▶ [Data to process]
● ● ●
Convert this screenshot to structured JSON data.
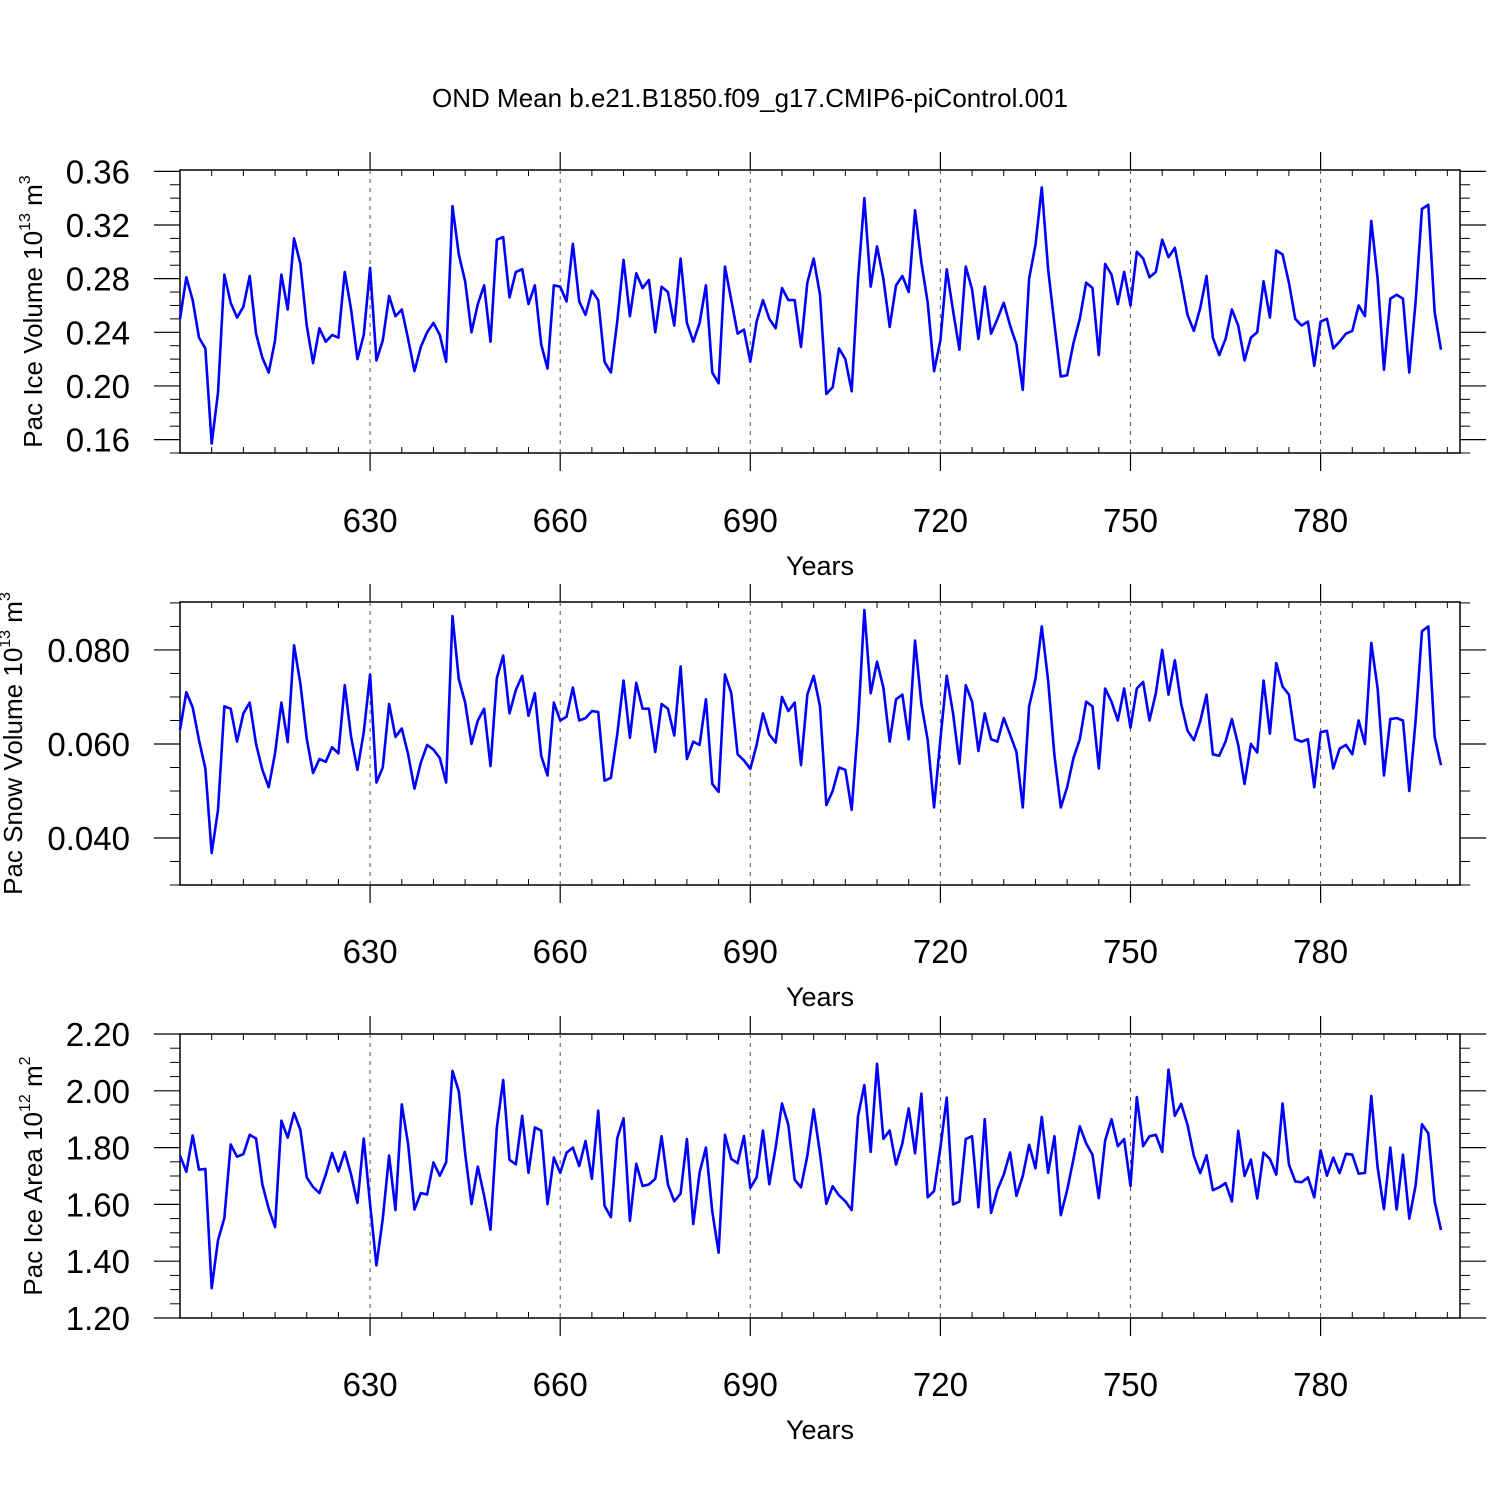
{
  "title": "OND Mean b.e21.B1850.f09_g17.CMIP6-piControl.001",
  "line_color": "#0000ff",
  "chart_data": [
    {
      "type": "line",
      "title": "",
      "xlabel": "Years",
      "ylabel_base": "Pac Ice Volume 10",
      "ylabel_exp": "13",
      "ylabel_unit": " m",
      "ylabel_unit_exp": "3",
      "xlim": [
        600,
        802
      ],
      "ylim": [
        0.15,
        0.361
      ],
      "yticks": [
        0.16,
        0.2,
        0.24,
        0.28,
        0.32,
        0.36
      ],
      "ytick_labels": [
        "0.16",
        "0.20",
        "0.24",
        "0.28",
        "0.32",
        "0.36"
      ],
      "xticks": [
        630,
        660,
        690,
        720,
        750,
        780
      ],
      "xtick_labels": [
        "630",
        "660",
        "690",
        "720",
        "750",
        "780"
      ],
      "x_start": 600,
      "series": [
        {
          "name": "Pac Ice Volume",
          "values": [
            0.25,
            0.281,
            0.264,
            0.236,
            0.228,
            0.157,
            0.195,
            0.283,
            0.262,
            0.251,
            0.259,
            0.282,
            0.239,
            0.221,
            0.21,
            0.234,
            0.283,
            0.257,
            0.31,
            0.291,
            0.245,
            0.217,
            0.243,
            0.233,
            0.238,
            0.236,
            0.285,
            0.257,
            0.22,
            0.238,
            0.288,
            0.219,
            0.234,
            0.267,
            0.252,
            0.257,
            0.235,
            0.211,
            0.229,
            0.24,
            0.247,
            0.238,
            0.218,
            0.334,
            0.298,
            0.278,
            0.24,
            0.261,
            0.275,
            0.233,
            0.309,
            0.311,
            0.266,
            0.285,
            0.287,
            0.261,
            0.275,
            0.231,
            0.213,
            0.275,
            0.274,
            0.263,
            0.306,
            0.263,
            0.253,
            0.271,
            0.264,
            0.218,
            0.21,
            0.248,
            0.294,
            0.252,
            0.284,
            0.273,
            0.279,
            0.24,
            0.274,
            0.27,
            0.245,
            0.295,
            0.247,
            0.233,
            0.247,
            0.275,
            0.21,
            0.202,
            0.289,
            0.264,
            0.239,
            0.242,
            0.218,
            0.248,
            0.264,
            0.25,
            0.243,
            0.273,
            0.264,
            0.264,
            0.229,
            0.277,
            0.295,
            0.268,
            0.194,
            0.199,
            0.228,
            0.22,
            0.196,
            0.279,
            0.34,
            0.274,
            0.304,
            0.28,
            0.244,
            0.275,
            0.282,
            0.27,
            0.331,
            0.292,
            0.262,
            0.211,
            0.234,
            0.287,
            0.256,
            0.227,
            0.289,
            0.272,
            0.235,
            0.274,
            0.239,
            0.25,
            0.262,
            0.245,
            0.231,
            0.197,
            0.28,
            0.305,
            0.348,
            0.287,
            0.246,
            0.207,
            0.208,
            0.232,
            0.25,
            0.277,
            0.273,
            0.223,
            0.291,
            0.283,
            0.261,
            0.285,
            0.26,
            0.3,
            0.295,
            0.281,
            0.285,
            0.309,
            0.296,
            0.303,
            0.279,
            0.253,
            0.241,
            0.258,
            0.282,
            0.236,
            0.223,
            0.235,
            0.257,
            0.245,
            0.219,
            0.236,
            0.24,
            0.278,
            0.251,
            0.301,
            0.298,
            0.277,
            0.25,
            0.245,
            0.248,
            0.215,
            0.248,
            0.25,
            0.228,
            0.233,
            0.239,
            0.241,
            0.26,
            0.252,
            0.323,
            0.28,
            0.212,
            0.265,
            0.268,
            0.265,
            0.21,
            0.263,
            0.332,
            0.335,
            0.255,
            0.227
          ]
        }
      ]
    },
    {
      "type": "line",
      "title": "",
      "xlabel": "Years",
      "ylabel_base": "Pac Snow Volume 10",
      "ylabel_exp": "13",
      "ylabel_unit": " m",
      "ylabel_unit_exp": "3",
      "xlim": [
        600,
        802
      ],
      "ylim": [
        0.03,
        0.0902
      ],
      "yticks": [
        0.04,
        0.06,
        0.08
      ],
      "ytick_labels": [
        "0.040",
        "0.060",
        "0.080"
      ],
      "xticks": [
        630,
        660,
        690,
        720,
        750,
        780
      ],
      "xtick_labels": [
        "630",
        "660",
        "690",
        "720",
        "750",
        "780"
      ],
      "x_start": 600,
      "series": [
        {
          "name": "Pac Snow Volume",
          "values": [
            0.063,
            0.071,
            0.0678,
            0.0608,
            0.0548,
            0.0368,
            0.046,
            0.068,
            0.0675,
            0.0605,
            0.0665,
            0.0688,
            0.06,
            0.0545,
            0.0508,
            0.058,
            0.0688,
            0.0604,
            0.081,
            0.0728,
            0.0611,
            0.0538,
            0.0568,
            0.0562,
            0.0593,
            0.058,
            0.0725,
            0.0615,
            0.0545,
            0.0625,
            0.0748,
            0.0518,
            0.055,
            0.0685,
            0.0615,
            0.0633,
            0.0578,
            0.0505,
            0.056,
            0.0598,
            0.0588,
            0.057,
            0.0518,
            0.0872,
            0.0738,
            0.0688,
            0.06,
            0.065,
            0.0675,
            0.0553,
            0.074,
            0.0788,
            0.0665,
            0.0715,
            0.0745,
            0.066,
            0.0708,
            0.0575,
            0.0533,
            0.0688,
            0.065,
            0.0658,
            0.072,
            0.065,
            0.0655,
            0.067,
            0.0668,
            0.0522,
            0.0528,
            0.062,
            0.0735,
            0.0613,
            0.073,
            0.0675,
            0.0675,
            0.0583,
            0.0685,
            0.0675,
            0.0618,
            0.0765,
            0.0568,
            0.0605,
            0.0598,
            0.0695,
            0.0515,
            0.0498,
            0.0748,
            0.0708,
            0.0578,
            0.0565,
            0.0547,
            0.0598,
            0.0665,
            0.062,
            0.0603,
            0.07,
            0.067,
            0.0688,
            0.0555,
            0.0705,
            0.0745,
            0.068,
            0.047,
            0.05,
            0.055,
            0.0545,
            0.046,
            0.064,
            0.0885,
            0.0708,
            0.0775,
            0.072,
            0.0605,
            0.0695,
            0.0705,
            0.061,
            0.082,
            0.0685,
            0.0608,
            0.0465,
            0.061,
            0.0745,
            0.0665,
            0.0558,
            0.0725,
            0.069,
            0.0585,
            0.0665,
            0.061,
            0.0605,
            0.0655,
            0.062,
            0.0583,
            0.0465,
            0.068,
            0.0738,
            0.085,
            0.0735,
            0.0575,
            0.0465,
            0.0508,
            0.057,
            0.061,
            0.069,
            0.068,
            0.0548,
            0.0718,
            0.069,
            0.065,
            0.0718,
            0.0635,
            0.0718,
            0.0732,
            0.065,
            0.0708,
            0.08,
            0.0705,
            0.0778,
            0.0685,
            0.0628,
            0.0608,
            0.0648,
            0.0705,
            0.0578,
            0.0575,
            0.0605,
            0.0653,
            0.0598,
            0.0515,
            0.06,
            0.0582,
            0.0735,
            0.0622,
            0.0772,
            0.0722,
            0.0705,
            0.061,
            0.0605,
            0.061,
            0.0508,
            0.0625,
            0.0628,
            0.0548,
            0.059,
            0.0598,
            0.0578,
            0.065,
            0.06,
            0.0815,
            0.0718,
            0.0533,
            0.0653,
            0.0655,
            0.065,
            0.05,
            0.065,
            0.084,
            0.085,
            0.0615,
            0.0555
          ]
        }
      ]
    },
    {
      "type": "line",
      "title": "",
      "xlabel": "Years",
      "ylabel_base": "Pac Ice Area 10",
      "ylabel_exp": "12",
      "ylabel_unit": " m",
      "ylabel_unit_exp": "2",
      "xlim": [
        600,
        802
      ],
      "ylim": [
        1.2,
        2.2
      ],
      "yticks": [
        1.2,
        1.4,
        1.6,
        1.8,
        2.0,
        2.2
      ],
      "ytick_labels": [
        "1.20",
        "1.40",
        "1.60",
        "1.80",
        "2.00",
        "2.20"
      ],
      "xticks": [
        630,
        660,
        690,
        720,
        750,
        780
      ],
      "xtick_labels": [
        "630",
        "660",
        "690",
        "720",
        "750",
        "780"
      ],
      "x_start": 600,
      "series": [
        {
          "name": "Pac Ice Area",
          "values": [
            1.772,
            1.715,
            1.843,
            1.722,
            1.725,
            1.305,
            1.474,
            1.552,
            1.811,
            1.768,
            1.777,
            1.845,
            1.832,
            1.67,
            1.585,
            1.52,
            1.895,
            1.835,
            1.922,
            1.862,
            1.695,
            1.661,
            1.64,
            1.705,
            1.781,
            1.716,
            1.785,
            1.705,
            1.605,
            1.832,
            1.6,
            1.385,
            1.55,
            1.772,
            1.58,
            1.952,
            1.812,
            1.582,
            1.64,
            1.635,
            1.748,
            1.701,
            1.748,
            2.07,
            1.998,
            1.78,
            1.601,
            1.733,
            1.63,
            1.511,
            1.87,
            2.038,
            1.757,
            1.741,
            1.912,
            1.711,
            1.871,
            1.86,
            1.601,
            1.765,
            1.711,
            1.782,
            1.8,
            1.735,
            1.823,
            1.69,
            1.93,
            1.595,
            1.555,
            1.833,
            1.903,
            1.542,
            1.743,
            1.665,
            1.67,
            1.69,
            1.84,
            1.67,
            1.611,
            1.638,
            1.83,
            1.531,
            1.712,
            1.8,
            1.575,
            1.43,
            1.845,
            1.76,
            1.745,
            1.841,
            1.658,
            1.695,
            1.86,
            1.671,
            1.8,
            1.955,
            1.88,
            1.687,
            1.66,
            1.771,
            1.935,
            1.78,
            1.602,
            1.664,
            1.632,
            1.611,
            1.58,
            1.911,
            2.02,
            1.785,
            2.095,
            1.831,
            1.86,
            1.74,
            1.815,
            1.938,
            1.78,
            1.99,
            1.625,
            1.647,
            1.8,
            1.976,
            1.6,
            1.61,
            1.83,
            1.84,
            1.59,
            1.9,
            1.57,
            1.651,
            1.705,
            1.783,
            1.63,
            1.7,
            1.81,
            1.727,
            1.908,
            1.711,
            1.84,
            1.562,
            1.65,
            1.76,
            1.875,
            1.815,
            1.775,
            1.622,
            1.825,
            1.9,
            1.805,
            1.83,
            1.665,
            1.978,
            1.805,
            1.84,
            1.845,
            1.785,
            2.075,
            1.912,
            1.954,
            1.88,
            1.771,
            1.71,
            1.773,
            1.65,
            1.66,
            1.675,
            1.61,
            1.859,
            1.7,
            1.758,
            1.621,
            1.782,
            1.76,
            1.705,
            1.955,
            1.741,
            1.681,
            1.678,
            1.695,
            1.625,
            1.79,
            1.701,
            1.765,
            1.71,
            1.778,
            1.775,
            1.708,
            1.711,
            1.982,
            1.73,
            1.583,
            1.8,
            1.582,
            1.775,
            1.55,
            1.668,
            1.882,
            1.85,
            1.61,
            1.51
          ]
        }
      ]
    }
  ]
}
● ● ●
▶ [Written request]
Report the number of lines in the entries above that include the word "Volume" and add nothing to it.

▶ [Solution for this task]
4